▸ **PROBLEM DESCRIPTION**
Every record should be written out exactly, with the pictures left out.

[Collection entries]
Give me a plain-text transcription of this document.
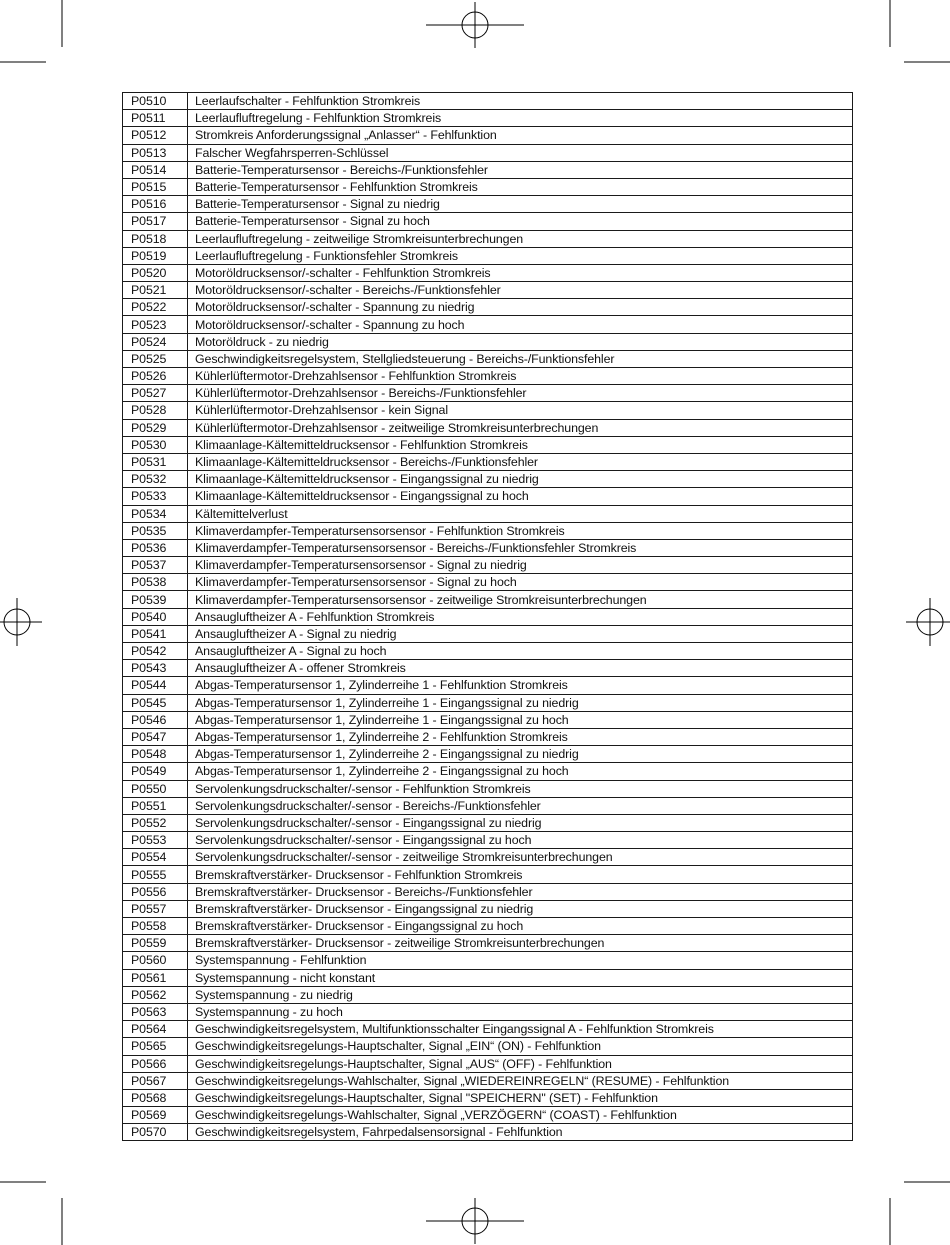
P0510	Leerlaufschalter - Fehlfunktion Stromkreis
P0511	Leerlaufluftregelung - Fehlfunktion Stromkreis
P0512	Stromkreis Anforderungssignal „Anlasser“ - Fehlfunktion
P0513	Falscher Wegfahrsperren-Schlüssel
P0514	Batterie-Temperatursensor - Bereichs-/Funktionsfehler
P0515	Batterie-Temperatursensor - Fehlfunktion Stromkreis
P0516	Batterie-Temperatursensor - Signal zu niedrig
P0517	Batterie-Temperatursensor - Signal zu hoch
P0518	Leerlaufluftregelung - zeitweilige Stromkreisunterbrechungen
P0519	Leerlaufluftregelung - Funktionsfehler Stromkreis
P0520	Motoröldrucksensor/-schalter - Fehlfunktion Stromkreis
P0521	Motoröldrucksensor/-schalter - Bereichs-/Funktionsfehler
P0522	Motoröldrucksensor/-schalter - Spannung zu niedrig
P0523	Motoröldrucksensor/-schalter - Spannung zu hoch
P0524	Motoröldruck - zu niedrig
P0525	Geschwindigkeitsregelsystem, Stellgliedsteuerung - Bereichs-/Funktionsfehler
P0526	Kühlerlüftermotor-Drehzahlsensor - Fehlfunktion Stromkreis
P0527	Kühlerlüftermotor-Drehzahlsensor - Bereichs-/Funktionsfehler
P0528	Kühlerlüftermotor-Drehzahlsensor - kein Signal
P0529	Kühlerlüftermotor-Drehzahlsensor - zeitweilige Stromkreisunterbrechungen
P0530	Klimaanlage-Kältemitteldrucksensor - Fehlfunktion Stromkreis
P0531	Klimaanlage-Kältemitteldrucksensor - Bereichs-/Funktionsfehler
P0532	Klimaanlage-Kältemitteldrucksensor - Eingangssignal zu niedrig
P0533	Klimaanlage-Kältemitteldrucksensor - Eingangssignal zu hoch
P0534	Kältemittelverlust
P0535	Klimaverdampfer-Temperatursensorsensor - Fehlfunktion Stromkreis
P0536	Klimaverdampfer-Temperatursensorsensor - Bereichs-/Funktionsfehler Stromkreis
P0537	Klimaverdampfer-Temperatursensorsensor - Signal zu niedrig
P0538	Klimaverdampfer-Temperatursensorsensor - Signal zu hoch
P0539	Klimaverdampfer-Temperatursensorsensor - zeitweilige Stromkreisunterbrechungen
P0540	Ansaugluftheizer A - Fehlfunktion Stromkreis
P0541	Ansaugluftheizer A - Signal zu niedrig
P0542	Ansaugluftheizer A - Signal zu hoch
P0543	Ansaugluftheizer A - offener Stromkreis
P0544	Abgas-Temperatursensor 1, Zylinderreihe 1 - Fehlfunktion Stromkreis
P0545	Abgas-Temperatursensor 1, Zylinderreihe 1 - Eingangssignal zu niedrig
P0546	Abgas-Temperatursensor 1, Zylinderreihe 1 - Eingangssignal zu hoch
P0547	Abgas-Temperatursensor 1, Zylinderreihe 2 - Fehlfunktion Stromkreis
P0548	Abgas-Temperatursensor 1, Zylinderreihe 2 - Eingangssignal zu niedrig
P0549	Abgas-Temperatursensor 1, Zylinderreihe 2 - Eingangssignal zu hoch
P0550	Servolenkungsdruckschalter/-sensor - Fehlfunktion Stromkreis
P0551	Servolenkungsdruckschalter/-sensor - Bereichs-/Funktionsfehler
P0552	Servolenkungsdruckschalter/-sensor - Eingangssignal zu niedrig
P0553	Servolenkungsdruckschalter/-sensor - Eingangssignal zu hoch
P0554	Servolenkungsdruckschalter/-sensor - zeitweilige Stromkreisunterbrechungen
P0555	Bremskraftverstärker- Drucksensor - Fehlfunktion Stromkreis
P0556	Bremskraftverstärker- Drucksensor - Bereichs-/Funktionsfehler
P0557	Bremskraftverstärker- Drucksensor - Eingangssignal zu niedrig
P0558	Bremskraftverstärker- Drucksensor - Eingangssignal zu hoch
P0559	Bremskraftverstärker- Drucksensor - zeitweilige Stromkreisunterbrechungen
P0560	Systemspannung - Fehlfunktion
P0561	Systemspannung - nicht konstant
P0562	Systemspannung - zu niedrig
P0563	Systemspannung - zu hoch
P0564	Geschwindigkeitsregelsystem, Multifunktionsschalter Eingangssignal A - Fehlfunktion Stromkreis
P0565	Geschwindigkeitsregelungs-Hauptschalter, Signal „EIN“ (ON) - Fehlfunktion
P0566	Geschwindigkeitsregelungs-Hauptschalter, Signal „AUS“ (OFF) - Fehlfunktion
P0567	Geschwindigkeitsregelungs-Wahlschalter, Signal „WIEDEREINREGELN“ (RESUME) - Fehlfunktion
P0568	Geschwindigkeitsregelungs-Hauptschalter, Signal "SPEICHERN" (SET) - Fehlfunktion
P0569	Geschwindigkeitsregelungs-Wahlschalter, Signal „VERZÖGERN“ (COAST) - Fehlfunktion
P0570	Geschwindigkeitsregelsystem, Fahrpedalsensorsignal - Fehlfunktion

▸ **FULL ANSWER**
Give me a plain-text transcription of this document.
P0510	Leerlaufschalter - Fehlfunktion Stromkreis
P0511	Leerlaufluftregelung - Fehlfunktion Stromkreis
P0512	Stromkreis Anforderungssignal „Anlasser“ - Fehlfunktion
P0513	Falscher Wegfahrsperren-Schlüssel
P0514	Batterie-Temperatursensor - Bereichs-/Funktionsfehler
P0515	Batterie-Temperatursensor - Fehlfunktion Stromkreis
P0516	Batterie-Temperatursensor - Signal zu niedrig
P0517	Batterie-Temperatursensor - Signal zu hoch
P0518	Leerlaufluftregelung - zeitweilige Stromkreisunterbrechungen
P0519	Leerlaufluftregelung - Funktionsfehler Stromkreis
P0520	Motoröldrucksensor/-schalter - Fehlfunktion Stromkreis
P0521	Motoröldrucksensor/-schalter - Bereichs-/Funktionsfehler
P0522	Motoröldrucksensor/-schalter - Spannung zu niedrig
P0523	Motoröldrucksensor/-schalter - Spannung zu hoch
P0524	Motoröldruck - zu niedrig
P0525	Geschwindigkeitsregelsystem, Stellgliedsteuerung - Bereichs-/Funktionsfehler
P0526	Kühlerlüftermotor-Drehzahlsensor - Fehlfunktion Stromkreis
P0527	Kühlerlüftermotor-Drehzahlsensor - Bereichs-/Funktionsfehler
P0528	Kühlerlüftermotor-Drehzahlsensor - kein Signal
P0529	Kühlerlüftermotor-Drehzahlsensor - zeitweilige Stromkreisunterbrechungen
P0530	Klimaanlage-Kältemitteldrucksensor - Fehlfunktion Stromkreis
P0531	Klimaanlage-Kältemitteldrucksensor - Bereichs-/Funktionsfehler
P0532	Klimaanlage-Kältemitteldrucksensor - Eingangssignal zu niedrig
P0533	Klimaanlage-Kältemitteldrucksensor - Eingangssignal zu hoch
P0534	Kältemittelverlust
P0535	Klimaverdampfer-Temperatursensorsensor - Fehlfunktion Stromkreis
P0536	Klimaverdampfer-Temperatursensorsensor - Bereichs-/Funktionsfehler Stromkreis
P0537	Klimaverdampfer-Temperatursensorsensor - Signal zu niedrig
P0538	Klimaverdampfer-Temperatursensorsensor - Signal zu hoch
P0539	Klimaverdampfer-Temperatursensorsensor - zeitweilige Stromkreisunterbrechungen
P0540	Ansaugluftheizer A - Fehlfunktion Stromkreis
P0541	Ansaugluftheizer A - Signal zu niedrig
P0542	Ansaugluftheizer A - Signal zu hoch
P0543	Ansaugluftheizer A - offener Stromkreis
P0544	Abgas-Temperatursensor 1, Zylinderreihe 1 - Fehlfunktion Stromkreis
P0545	Abgas-Temperatursensor 1, Zylinderreihe 1 - Eingangssignal zu niedrig
P0546	Abgas-Temperatursensor 1, Zylinderreihe 1 - Eingangssignal zu hoch
P0547	Abgas-Temperatursensor 1, Zylinderreihe 2 - Fehlfunktion Stromkreis
P0548	Abgas-Temperatursensor 1, Zylinderreihe 2 - Eingangssignal zu niedrig
P0549	Abgas-Temperatursensor 1, Zylinderreihe 2 - Eingangssignal zu hoch
P0550	Servolenkungsdruckschalter/-sensor - Fehlfunktion Stromkreis
P0551	Servolenkungsdruckschalter/-sensor - Bereichs-/Funktionsfehler
P0552	Servolenkungsdruckschalter/-sensor - Eingangssignal zu niedrig
P0553	Servolenkungsdruckschalter/-sensor - Eingangssignal zu hoch
P0554	Servolenkungsdruckschalter/-sensor - zeitweilige Stromkreisunterbrechungen
P0555	Bremskraftverstärker- Drucksensor - Fehlfunktion Stromkreis
P0556	Bremskraftverstärker- Drucksensor - Bereichs-/Funktionsfehler
P0557	Bremskraftverstärker- Drucksensor - Eingangssignal zu niedrig
P0558	Bremskraftverstärker- Drucksensor - Eingangssignal zu hoch
P0559	Bremskraftverstärker- Drucksensor - zeitweilige Stromkreisunterbrechungen
P0560	Systemspannung - Fehlfunktion
P0561	Systemspannung - nicht konstant
P0562	Systemspannung - zu niedrig
P0563	Systemspannung - zu hoch
P0564	Geschwindigkeitsregelsystem, Multifunktionsschalter Eingangssignal A - Fehlfunktion Stromkreis
P0565	Geschwindigkeitsregelungs-Hauptschalter, Signal „EIN“ (ON) - Fehlfunktion
P0566	Geschwindigkeitsregelungs-Hauptschalter, Signal „AUS“ (OFF) - Fehlfunktion
P0567	Geschwindigkeitsregelungs-Wahlschalter, Signal „WIEDEREINREGELN“ (RESUME) - Fehlfunktion
P0568	Geschwindigkeitsregelungs-Hauptschalter, Signal "SPEICHERN" (SET) - Fehlfunktion
P0569	Geschwindigkeitsregelungs-Wahlschalter, Signal „VERZÖGERN“ (COAST) - Fehlfunktion
P0570	Geschwindigkeitsregelsystem, Fahrpedalsensorsignal - Fehlfunktion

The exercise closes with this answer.